[begin Data for the task]

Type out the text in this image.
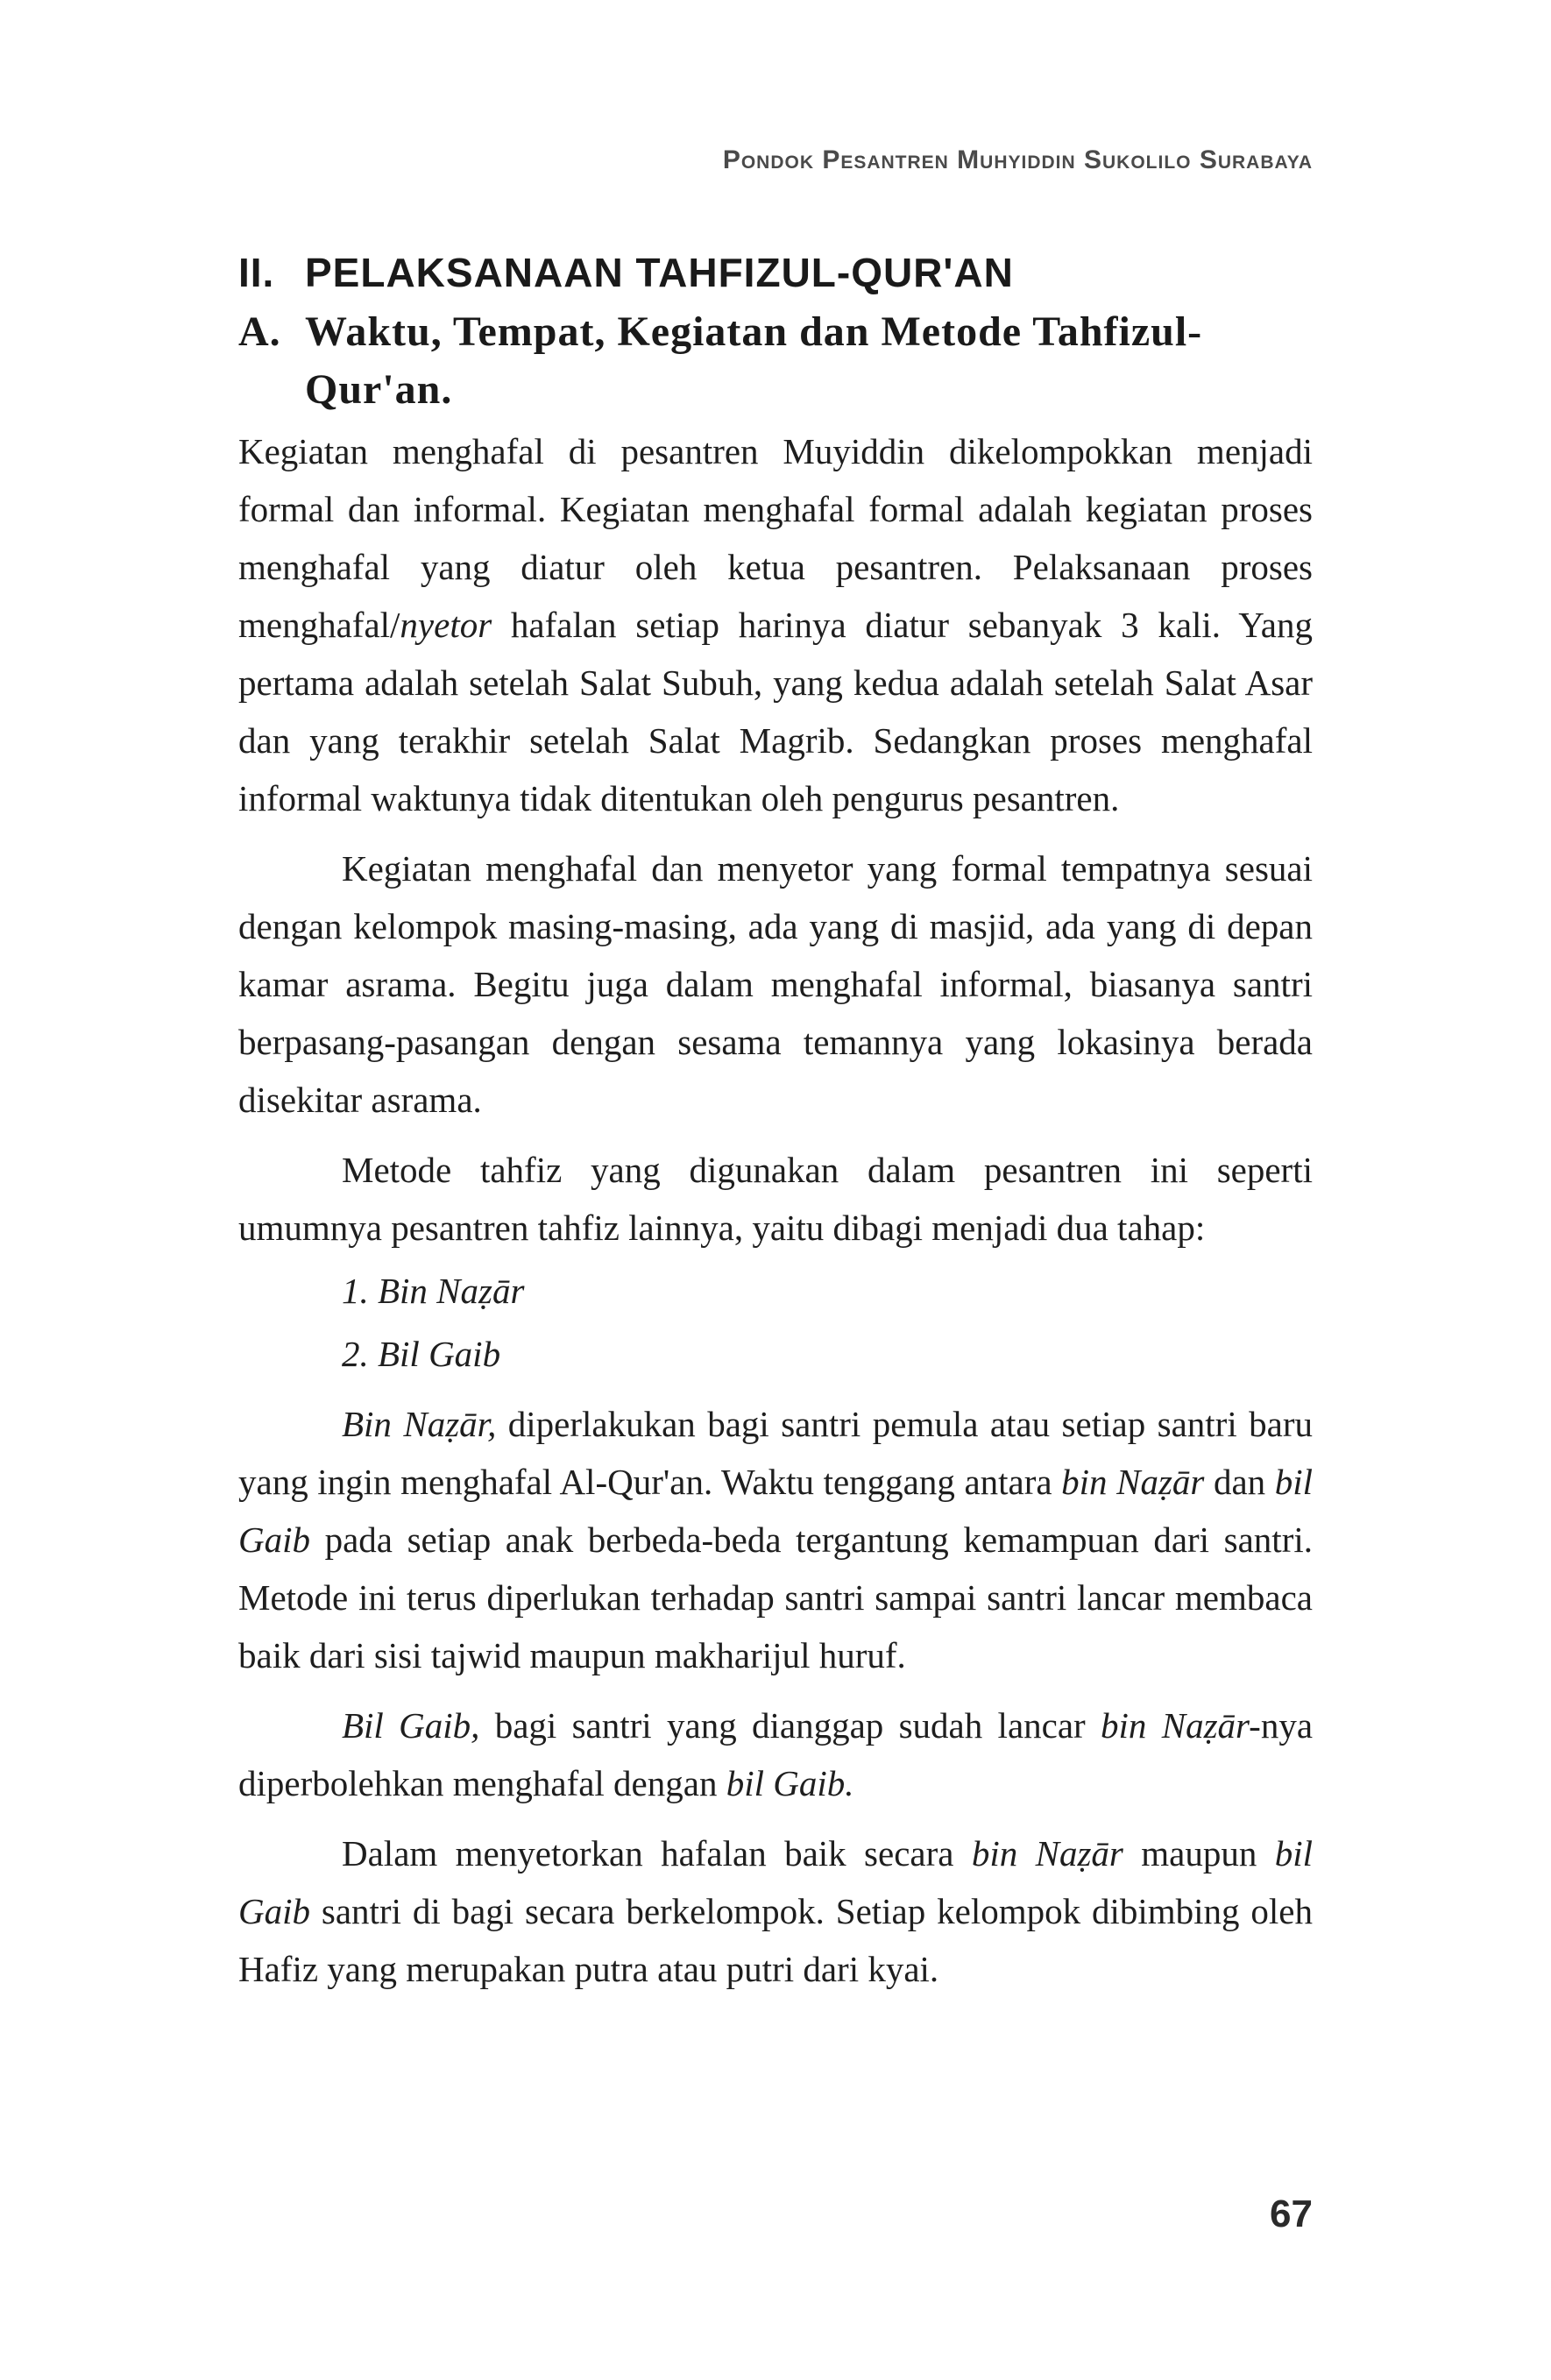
Pondok Pesantren Muhyiddin Sukolilo Surabaya
II. PELAKSANAAN TAHFIZUL-QUR'AN
A. Waktu, Tempat, Kegiatan dan Metode Tahfizul-Qur'an.

Kegiatan menghafal di pesantren Muyiddin dikelompokkan menjadi formal dan informal. Kegiatan menghafal formal adalah kegiatan proses menghafal yang diatur oleh ketua pesantren. Pelaksanaan proses menghafal/nyetor hafalan setiap harinya diatur sebanyak 3 kali. Yang pertama adalah setelah Salat Subuh, yang kedua adalah setelah Salat Asar dan yang terakhir setelah Salat Magrib. Sedangkan proses menghafal informal waktunya tidak ditentukan oleh pengurus pesantren.

Kegiatan menghafal dan menyetor yang formal tempatnya sesuai dengan kelompok masing-masing, ada yang di masjid, ada yang di depan kamar asrama. Begitu juga dalam menghafal informal, biasanya santri berpasang-pasangan dengan sesama temannya yang lokasinya berada disekitar asrama.

Metode tahfiz yang digunakan dalam pesantren ini seperti umumnya pesantren tahfiz lainnya, yaitu dibagi menjadi dua tahap:

1. Bin Naẓār
2. Bil Gaib

Bin Naẓār, diperlakukan bagi santri pemula atau setiap santri baru yang ingin menghafal Al-Qur'an. Waktu tenggang antara bin Naẓār dan bil Gaib pada setiap anak berbeda-beda tergantung kemampuan dari santri. Metode ini terus diperlukan terhadap santri sampai santri lancar membaca baik dari sisi tajwid maupun makharijul huruf.

Bil Gaib, bagi santri yang dianggap sudah lancar bin Naẓār-nya diperbolehkan menghafal dengan bil Gaib.

Dalam menyetorkan hafalan baik secara bin Naẓār maupun bil Gaib santri di bagi secara berkelompok. Setiap kelompok dibimbing oleh Hafiz yang merupakan putra atau putri dari kyai.

67
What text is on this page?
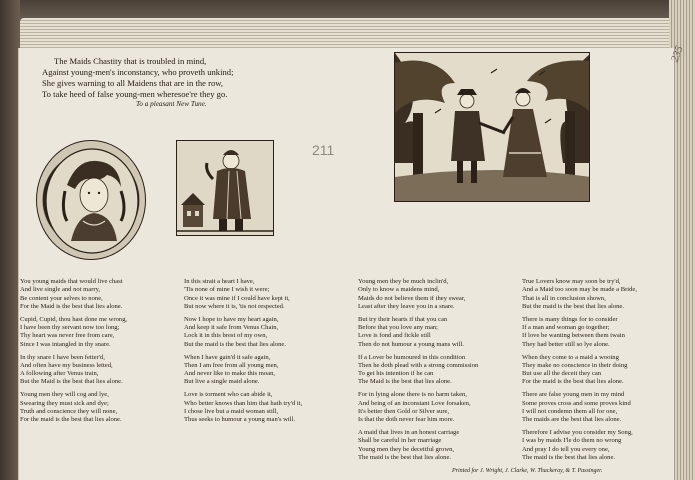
235
211
The Maids Chastity that is troubled in mind,
Against young-men's inconstancy, who proveth unkind;
She gives warning to all Maidens that are in the row,
To take heed of false young-men wheresoe're they go.
To a pleasant New Tune.
You young maids that would live chast
And live single and not marry,
Be content your selves to none,
For the Maid is the best that lies alone.
Cupid, Cupid, thou hast done me wrong,
I have been thy servant now too long;
Thy heart was never free from care,
Since I was intangled in thy snare.
In thy snare I have been fetter'd,
And often have my business letted,
A following after Venus train,
But the Maid is the best that lies alone.
Young men they will cog and lye,
Swearing they must sick and dye;
Truth and conscience they will none,
For the maid is the best that lies alone.
In this strait a heart I have,
'Tis none of mine I wish it were;
Once it was mine if I could have kept it,
But now where it is, 'tis not respected.
Now I hope to have my heart again,
And keep it safe from Venus Chain,
Lock it in this brest of my own,
But the maid is the best that lies alone.
When I have gain'd it safe again,
Then I am free from all young men,
And never like to make this moan,
But live a single maid alone.
Love is torment who can abide it,
Who better knows than him that hath try'd it,
I chose live but a maid woman still,
Thus seeks to humour a young man's will.
Young men they be much inclin'd,
Only to know a maidens mind,
Maids do not believe them if they swear,
Least after they leave you in a snare.
But try their hearts if that you can
Before that you love any man;
Love is fond and fickle still
Then do not humour a young mans will.
If a Lover be humoured in this condition
Then he doth plead with a strong commission
To get his intention if he can
The Maid is the best that lies alone.
For in lying alone there is no harm taken,
And being of an inconstant Love forsaken,
It's better then Gold or Silver sure,
Is that the doth never fear him more.
A maid that lives in an honest carriage
Shall be careful in her marriage
Young men they be deceitful grown,
The maid is the best that lies alone.
True Lovers know may soon be try'd,
And a Maid too soon may be made a Bride,
That is all in conclusion shown,
But the maid is the best that lies alone.
There is many things for to consider
If a man and woman go together;
If love be wanting between them twain
They had better still so lye alone.
When they come to a maid a wooing
They make no conscience in their doing
But use all the deceit they can
For the maid is the best that lies alone.
There are false young men in my mind
Some proves cross and some proves kind
I will not condemn them all for one,
The maids are the best that lies alone.
Therefore I advise you consider my Song,
I was by maids I'le do them no wrong
And pray I do tell you every one,
The maid is the best that lies alone.
Printed for J. Wright, J. Clarke, W. Thackeray, & T. Passinger.
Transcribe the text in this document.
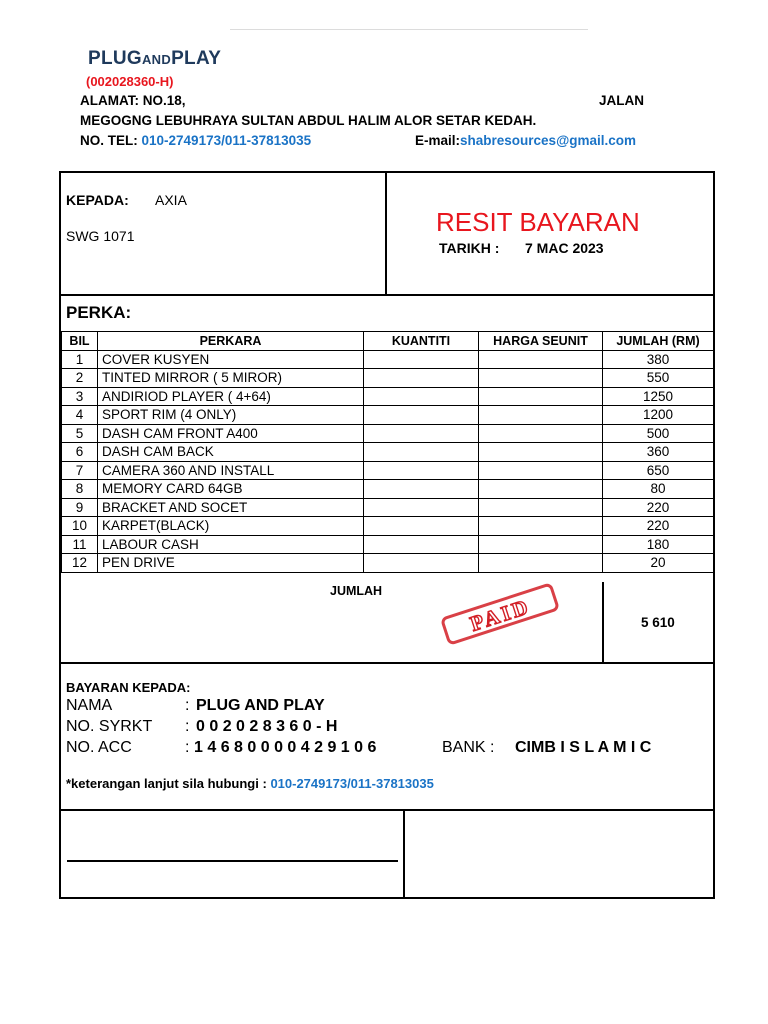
PLUGANDPLAY
(002028360-H)
ALAMAT: NO.18,	JALAN
MEGOGNG LEBUHRAYA SULTAN ABDUL HALIM ALOR SETAR KEDAH.
NO. TEL: 010-2749173/011-37813035	E-mail:shabresources@gmail.com
KEPADA: AXIA
SWG 1071	RESIT BAYARAN
TARIKH : 7 MAC 2023
PERKA:
BIL	PERKARA	KUANTITI	HARGA SEUNIT	JUMLAH (RM)
1	COVER KUSYEN			380
2	TINTED MIRROR ( 5 MIROR)			550
3	ANDIRIOD PLAYER ( 4+64)			1250
4	SPORT RIM (4 ONLY)			1200
5	DASH CAM FRONT A400			500
6	DASH CAM BACK			360
7	CAMERA 360 AND INSTALL			650
8	MEMORY CARD 64GB			80
9	BRACKET AND SOCET			220
10	KARPET(BLACK)			220
11	LABOUR CASH			180
12	PEN DRIVE			20
JUMLAH
5 610
PAID
BAYARAN KEPADA:
NAMA	: PLUG AND PLAY
NO. SYRKT : 0 0 2 0 2 8 3 6 0 - H
NO. ACC	: 1 4 6 8 0 0 0 0 4 2 9 1 0 6	BANK : CIMB I S L A M I C
*keterangan lanjut sila hubungi : 010-2749173/011-37813035
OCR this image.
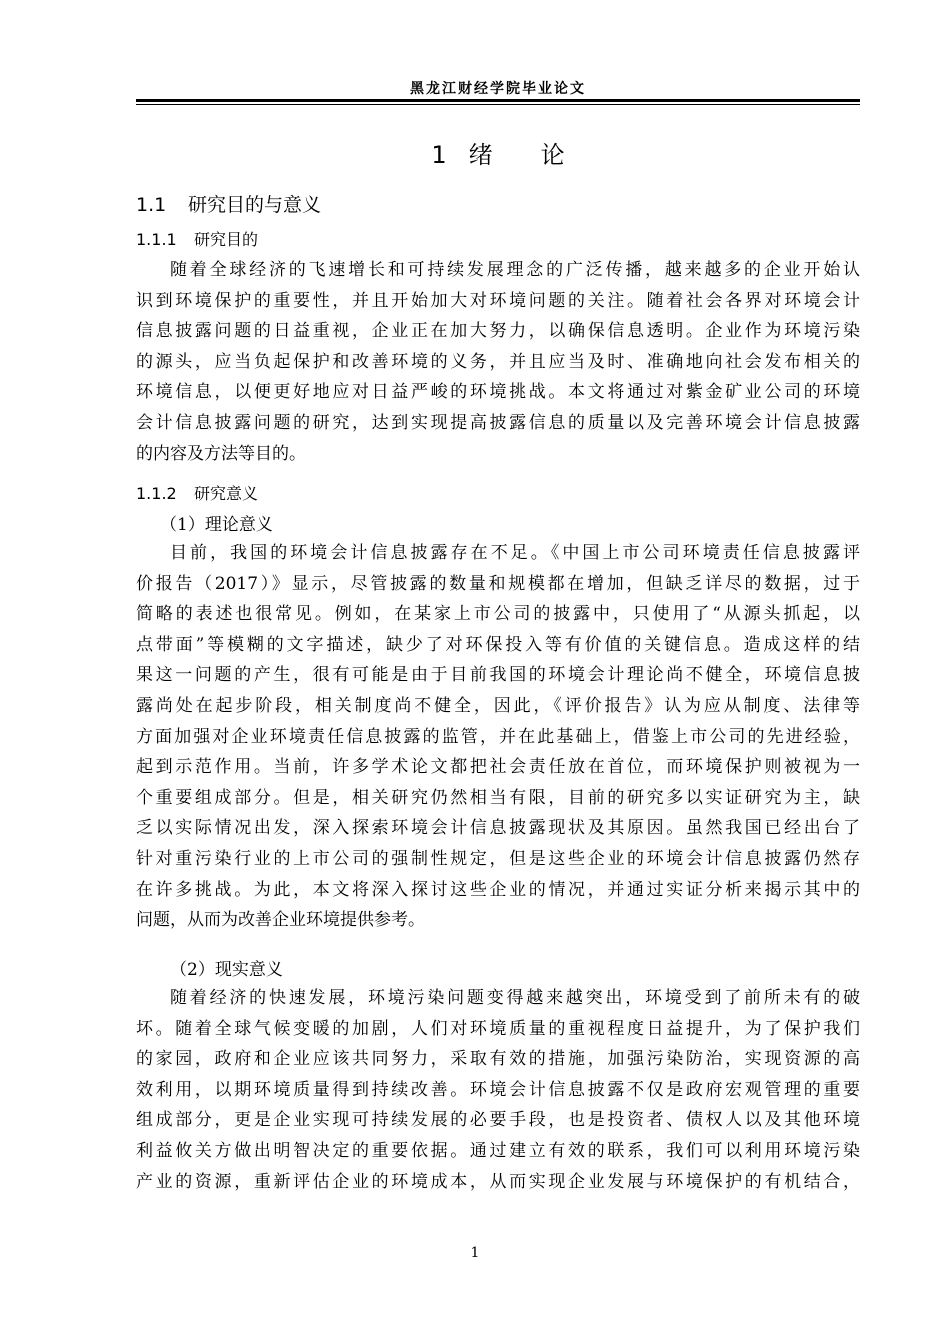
黑龙江财经学院毕业论文
1 绪 论
1.1 研究目的与意义
1.1.1 研究目的
随着全球经济的飞速增长和可持续发展理念的广泛传播，越来越多的企业开始认
识到环境保护的重要性，并且开始加大对环境问题的关注。随着社会各界对环境会计
信息披露问题的日益重视，企业正在加大努力，以确保信息透明。企业作为环境污染
的源头，应当负起保护和改善环境的义务，并且应当及时、准确地向社会发布相关的
环境信息，以便更好地应对日益严峻的环境挑战。本文将通过对紫金矿业公司的环境
会计信息披露问题的研究，达到实现提高披露信息的质量以及完善环境会计信息披露
的内容及方法等目的。
1.1.2 研究意义
（1）理论意义
目前，我国的环境会计信息披露存在不足。《中国上市公司环境责任信息披露评
价报告（2017）》显示，尽管披露的数量和规模都在增加，但缺乏详尽的数据，过于
简略的表述也很常见。例如，在某家上市公司的披露中，只使用了“从源头抓起，以
点带面”等模糊的文字描述，缺少了对环保投入等有价值的关键信息。造成这样的结
果这一问题的产生，很有可能是由于目前我国的环境会计理论尚不健全，环境信息披
露尚处在起步阶段，相关制度尚不健全，因此，《评价报告》认为应从制度、法律等
方面加强对企业环境责任信息披露的监管，并在此基础上，借鉴上市公司的先进经验，
起到示范作用。当前，许多学术论文都把社会责任放在首位，而环境保护则被视为一
个重要组成部分。但是，相关研究仍然相当有限，目前的研究多以实证研究为主，缺
乏以实际情况出发，深入探索环境会计信息披露现状及其原因。虽然我国已经出台了
针对重污染行业的上市公司的强制性规定，但是这些企业的环境会计信息披露仍然存
在许多挑战。为此，本文将深入探讨这些企业的情况，并通过实证分析来揭示其中的
问题，从而为改善企业环境提供参考。
（2）现实意义
随着经济的快速发展，环境污染问题变得越来越突出，环境受到了前所未有的破
坏。随着全球气候变暖的加剧，人们对环境质量的重视程度日益提升，为了保护我们
的家园，政府和企业应该共同努力，采取有效的措施，加强污染防治，实现资源的高
效利用，以期环境质量得到持续改善。环境会计信息披露不仅是政府宏观管理的重要
组成部分，更是企业实现可持续发展的必要手段，也是投资者、债权人以及其他环境
利益攸关方做出明智决定的重要依据。通过建立有效的联系，我们可以利用环境污染
产业的资源，重新评估企业的环境成本，从而实现企业发展与环境保护的有机结合，
1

[end Data for the task]

■ Exercise task ■
Give the number of lines in the entries that include the string "santri", and nothing more.

■ Exercise response ■
4